**Given problem**
Reproduce the listing below without changes, except that pictures are left out.

**Materials provided**
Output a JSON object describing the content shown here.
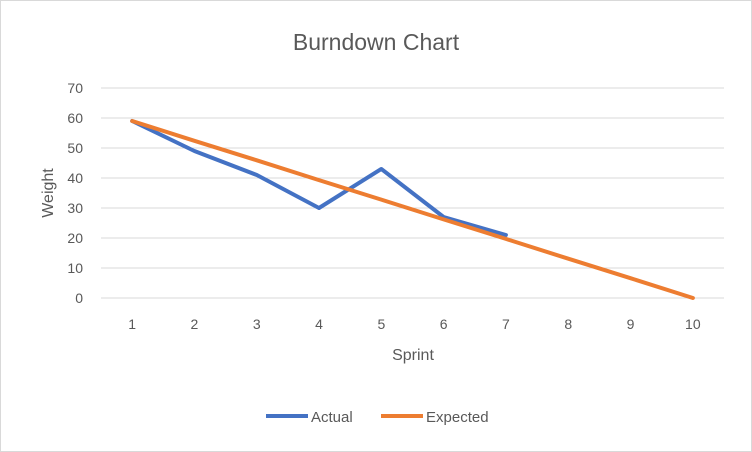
{
  "chart_data": {
    "type": "line",
    "title": "Burndown Chart",
    "xlabel": "Sprint",
    "ylabel": "Weight",
    "x": [
      1,
      2,
      3,
      4,
      5,
      6,
      7,
      8,
      9,
      10
    ],
    "ylim": [
      0,
      70
    ],
    "yticks": [
      0,
      10,
      20,
      30,
      40,
      50,
      60,
      70
    ],
    "grid": true,
    "legend_position": "bottom",
    "series": [
      {
        "name": "Actual",
        "color": "#4472c4",
        "values": [
          59,
          49,
          41,
          30,
          43,
          27,
          21,
          null,
          null,
          null
        ]
      },
      {
        "name": "Expected",
        "color": "#ed7d31",
        "values": [
          59,
          52.4,
          45.9,
          39.3,
          32.8,
          26.2,
          19.7,
          13.1,
          6.6,
          0
        ]
      }
    ]
  }
}
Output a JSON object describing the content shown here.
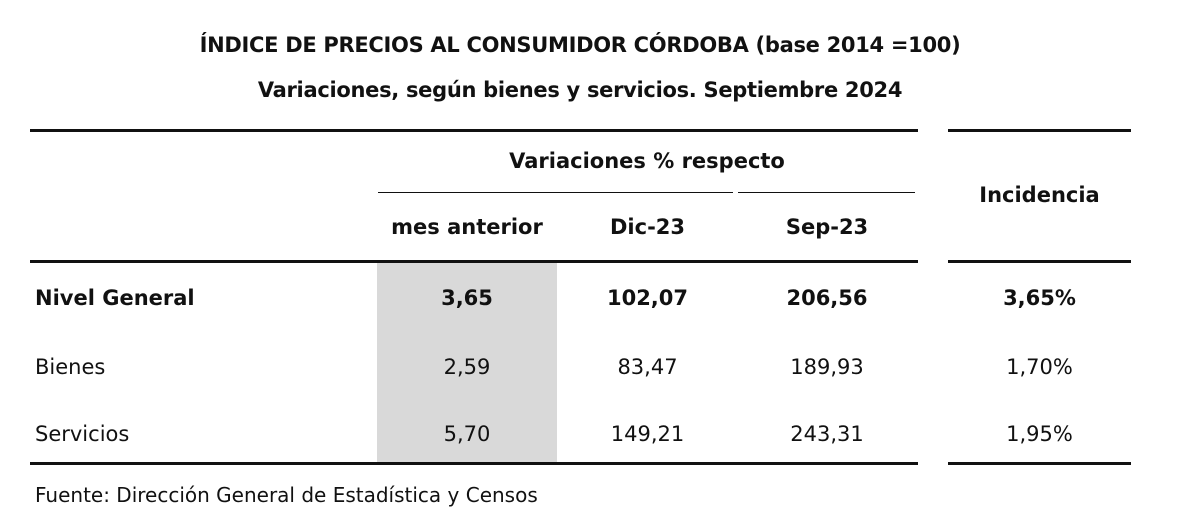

**Output for this task**
Output a JSON object describing the content shown here.
{
  "chart_data": {
    "type": "line",
    "title": "Burndown Chart",
    "xlabel": "Sprint",
    "ylabel": "Weight",
    "x": [
      1,
      2,
      3,
      4,
      5,
      6,
      7,
      8,
      9,
      10
    ],
    "ylim": [
      0,
      70
    ],
    "yticks": [
      0,
      10,
      20,
      30,
      40,
      50,
      60,
      70
    ],
    "grid": true,
    "legend_position": "bottom",
    "series": [
      {
        "name": "Actual",
        "color": "#4472c4",
        "values": [
          59,
          49,
          41,
          30,
          43,
          27,
          21,
          null,
          null,
          null
        ]
      },
      {
        "name": "Expected",
        "color": "#ed7d31",
        "values": [
          59,
          52.4,
          45.9,
          39.3,
          32.8,
          26.2,
          19.7,
          13.1,
          6.6,
          0
        ]
      }
    ]
  }
}
Output a JSON object describing the content shown here.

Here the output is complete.